Copy the records below exactly, omitting any pictures they contain.

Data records
──────
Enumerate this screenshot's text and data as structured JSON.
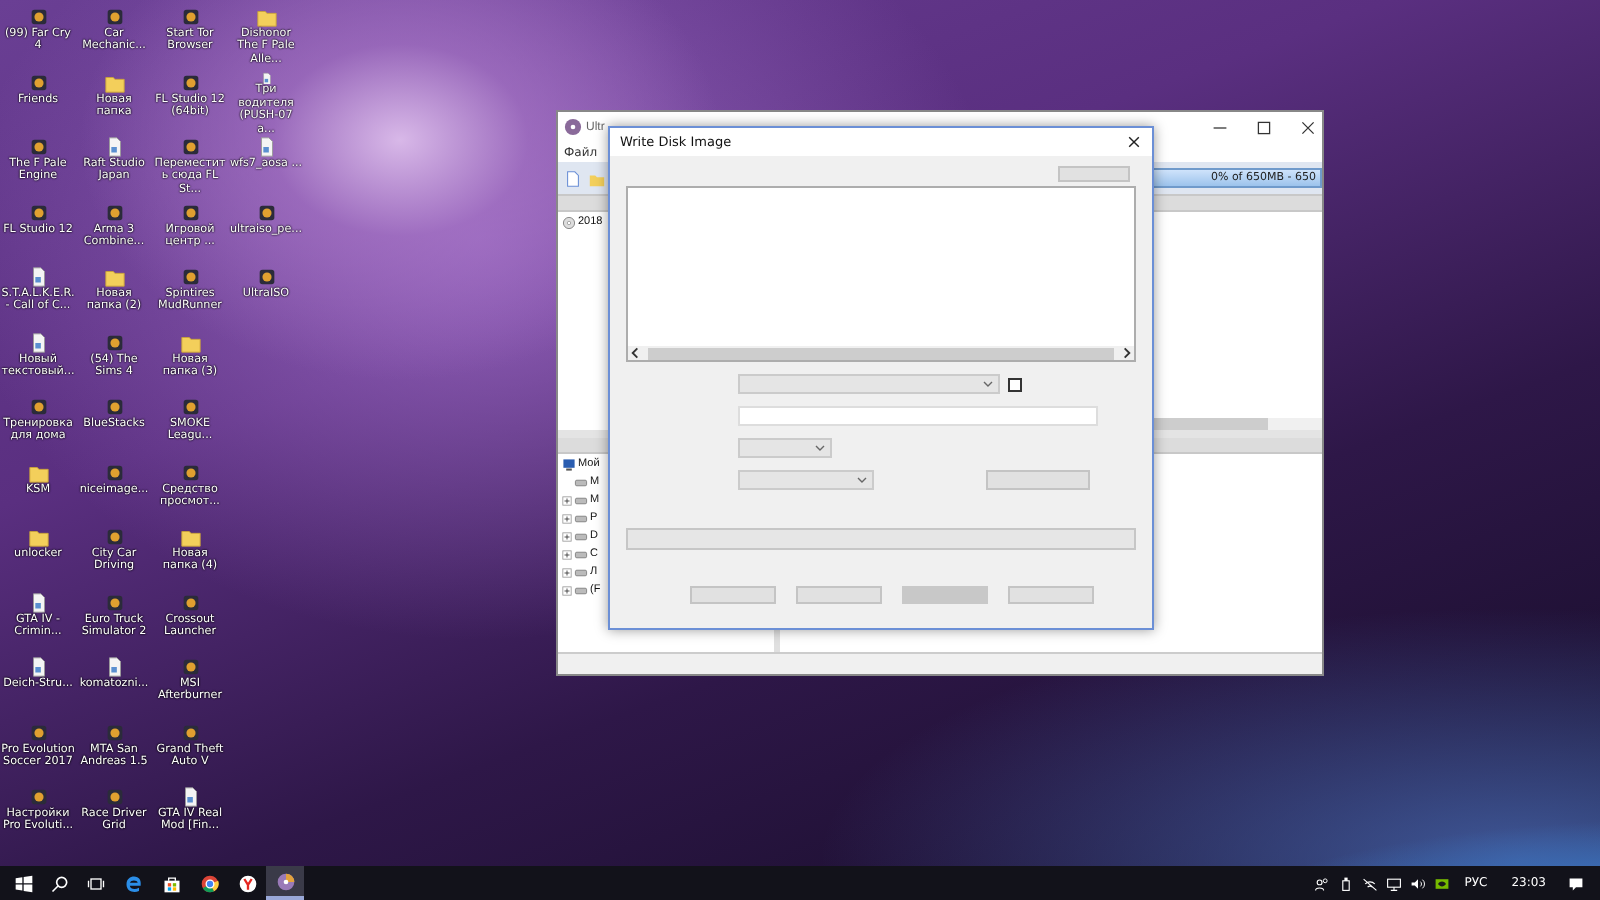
{
  "desktop": {
    "icons": [
      {
        "label": "(99) Far Cry 4",
        "kind": "app"
      },
      {
        "label": "Friends",
        "kind": "app"
      },
      {
        "label": "The F Pale Engine",
        "kind": "app"
      },
      {
        "label": "FL Studio 12",
        "kind": "app"
      },
      {
        "label": "S.T.A.L.K.E.R. - Call of C...",
        "kind": "file"
      },
      {
        "label": "Новый текстовый...",
        "kind": "file"
      },
      {
        "label": "Тренировка для дома",
        "kind": "app"
      },
      {
        "label": "KSM",
        "kind": "folder"
      },
      {
        "label": "unlocker",
        "kind": "folder"
      },
      {
        "label": "GTA IV -Crimin...",
        "kind": "file"
      },
      {
        "label": "Deich-Stru...",
        "kind": "file"
      },
      {
        "label": "Pro Evolution Soccer 2017",
        "kind": "app"
      },
      {
        "label": "Настройки Pro Evoluti...",
        "kind": "app"
      },
      {
        "label": "Car Mechanic...",
        "kind": "app"
      },
      {
        "label": "Новая папка",
        "kind": "folder"
      },
      {
        "label": "Raft Studio Japan",
        "kind": "file"
      },
      {
        "label": "Arma 3 Combine...",
        "kind": "app"
      },
      {
        "label": "Новая папка (2)",
        "kind": "folder"
      },
      {
        "label": "(54) The Sims 4",
        "kind": "app"
      },
      {
        "label": "BlueStacks",
        "kind": "app"
      },
      {
        "label": "niceimage...",
        "kind": "app"
      },
      {
        "label": "City Car Driving",
        "kind": "app"
      },
      {
        "label": "Euro Truck Simulator 2",
        "kind": "app"
      },
      {
        "label": "komatozni...",
        "kind": "file"
      },
      {
        "label": "MTA San Andreas 1.5",
        "kind": "app"
      },
      {
        "label": "Race Driver Grid",
        "kind": "app"
      },
      {
        "label": "Start Tor Browser",
        "kind": "app"
      },
      {
        "label": "FL Studio 12 (64bit)",
        "kind": "app"
      },
      {
        "label": "Переместить сюда FL St...",
        "kind": "app"
      },
      {
        "label": "Игровой центр ...",
        "kind": "app"
      },
      {
        "label": "Spintires MudRunner",
        "kind": "app"
      },
      {
        "label": "Новая папка (3)",
        "kind": "folder"
      },
      {
        "label": "SMOKE Leagu...",
        "kind": "app"
      },
      {
        "label": "Средство просмот...",
        "kind": "app"
      },
      {
        "label": "Новая папка (4)",
        "kind": "folder"
      },
      {
        "label": "Crossout Launcher",
        "kind": "app"
      },
      {
        "label": "MSI Afterburner",
        "kind": "app"
      },
      {
        "label": "Grand Theft Auto V",
        "kind": "app"
      },
      {
        "label": "GTA IV Real Mod [Fin...",
        "kind": "file"
      },
      {
        "label": "Dishonor The F Pale Alle...",
        "kind": "folder"
      },
      {
        "label": "Три водителя (PUSH-07 a...",
        "kind": "file"
      },
      {
        "label": "wfs7_aosa ...",
        "kind": "file"
      },
      {
        "label": "ultraiso_pe...",
        "kind": "app"
      },
      {
        "label": "UltraISO",
        "kind": "app"
      }
    ]
  },
  "main_window": {
    "title": "Ultr",
    "menu": [
      "Файл"
    ],
    "capacity": "0% of 650MB - 650",
    "image_items": [
      "2018"
    ],
    "tree": {
      "label": "Мой",
      "children": [
        {
          "label": "М",
          "expandable": false
        },
        {
          "label": "М",
          "expandable": true
        },
        {
          "label": "Р",
          "expandable": true
        },
        {
          "label": "D",
          "expandable": true
        },
        {
          "label": "C",
          "expandable": true
        },
        {
          "label": "Л",
          "expandable": true
        },
        {
          "label": "(F",
          "expandable": true
        }
      ]
    }
  },
  "dialog": {
    "title": "Write Disk Image",
    "checkbox": {
      "checked": false
    },
    "progress": {
      "level": 0
    },
    "buttons": [
      {
        "selected": false
      },
      {
        "selected": false
      },
      {
        "selected": true
      },
      {
        "selected": false
      }
    ]
  },
  "taskbar": {
    "apps": [
      {
        "kind": "letter-e",
        "active": false
      },
      {
        "kind": "bag",
        "active": false
      },
      {
        "kind": "ring",
        "active": false
      },
      {
        "kind": "letter-y",
        "active": false
      },
      {
        "kind": "disc",
        "active": true
      }
    ],
    "language": "РУС",
    "time": "23:03"
  }
}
──────
Finished task
Enumerate this screenshot's text and data as structured JSON.
{
  "desktop": {
    "icons": [
      {
        "label": "(99) Far Cry 4",
        "kind": "app"
      },
      {
        "label": "Friends",
        "kind": "app"
      },
      {
        "label": "The F Pale Engine",
        "kind": "app"
      },
      {
        "label": "FL Studio 12",
        "kind": "app"
      },
      {
        "label": "S.T.A.L.K.E.R. - Call of C...",
        "kind": "file"
      },
      {
        "label": "Новый текстовый...",
        "kind": "file"
      },
      {
        "label": "Тренировка для дома",
        "kind": "app"
      },
      {
        "label": "KSM",
        "kind": "folder"
      },
      {
        "label": "unlocker",
        "kind": "folder"
      },
      {
        "label": "GTA IV -Crimin...",
        "kind": "file"
      },
      {
        "label": "Deich-Stru...",
        "kind": "file"
      },
      {
        "label": "Pro Evolution Soccer 2017",
        "kind": "app"
      },
      {
        "label": "Настройки Pro Evoluti...",
        "kind": "app"
      },
      {
        "label": "Car Mechanic...",
        "kind": "app"
      },
      {
        "label": "Новая папка",
        "kind": "folder"
      },
      {
        "label": "Raft Studio Japan",
        "kind": "file"
      },
      {
        "label": "Arma 3 Combine...",
        "kind": "app"
      },
      {
        "label": "Новая папка (2)",
        "kind": "folder"
      },
      {
        "label": "(54) The Sims 4",
        "kind": "app"
      },
      {
        "label": "BlueStacks",
        "kind": "app"
      },
      {
        "label": "niceimage...",
        "kind": "app"
      },
      {
        "label": "City Car Driving",
        "kind": "app"
      },
      {
        "label": "Euro Truck Simulator 2",
        "kind": "app"
      },
      {
        "label": "komatozni...",
        "kind": "file"
      },
      {
        "label": "MTA San Andreas 1.5",
        "kind": "app"
      },
      {
        "label": "Race Driver Grid",
        "kind": "app"
      },
      {
        "label": "Start Tor Browser",
        "kind": "app"
      },
      {
        "label": "FL Studio 12 (64bit)",
        "kind": "app"
      },
      {
        "label": "Переместить сюда FL St...",
        "kind": "app"
      },
      {
        "label": "Игровой центр ...",
        "kind": "app"
      },
      {
        "label": "Spintires MudRunner",
        "kind": "app"
      },
      {
        "label": "Новая папка (3)",
        "kind": "folder"
      },
      {
        "label": "SMOKE Leagu...",
        "kind": "app"
      },
      {
        "label": "Средство просмот...",
        "kind": "app"
      },
      {
        "label": "Новая папка (4)",
        "kind": "folder"
      },
      {
        "label": "Crossout Launcher",
        "kind": "app"
      },
      {
        "label": "MSI Afterburner",
        "kind": "app"
      },
      {
        "label": "Grand Theft Auto V",
        "kind": "app"
      },
      {
        "label": "GTA IV Real Mod [Fin...",
        "kind": "file"
      },
      {
        "label": "Dishonor The F Pale Alle...",
        "kind": "folder"
      },
      {
        "label": "Три водителя (PUSH-07 a...",
        "kind": "file"
      },
      {
        "label": "wfs7_aosa ...",
        "kind": "file"
      },
      {
        "label": "ultraiso_pe...",
        "kind": "app"
      },
      {
        "label": "UltraISO",
        "kind": "app"
      }
    ]
  },
  "main_window": {
    "title": "Ultr",
    "menu": [
      "Файл"
    ],
    "capacity": "0% of 650MB - 650",
    "image_items": [
      "2018"
    ],
    "tree": {
      "label": "Мой",
      "children": [
        {
          "label": "М",
          "expandable": false
        },
        {
          "label": "М",
          "expandable": true
        },
        {
          "label": "Р",
          "expandable": true
        },
        {
          "label": "D",
          "expandable": true
        },
        {
          "label": "C",
          "expandable": true
        },
        {
          "label": "Л",
          "expandable": true
        },
        {
          "label": "(F",
          "expandable": true
        }
      ]
    }
  },
  "dialog": {
    "title": "Write Disk Image",
    "checkbox": {
      "checked": false
    },
    "progress": {
      "level": 0
    },
    "buttons": [
      {
        "selected": false
      },
      {
        "selected": false
      },
      {
        "selected": true
      },
      {
        "selected": false
      }
    ]
  },
  "taskbar": {
    "apps": [
      {
        "kind": "letter-e",
        "active": false
      },
      {
        "kind": "bag",
        "active": false
      },
      {
        "kind": "ring",
        "active": false
      },
      {
        "kind": "letter-y",
        "active": false
      },
      {
        "kind": "disc",
        "active": true
      }
    ],
    "language": "РУС",
    "time": "23:03"
  }
}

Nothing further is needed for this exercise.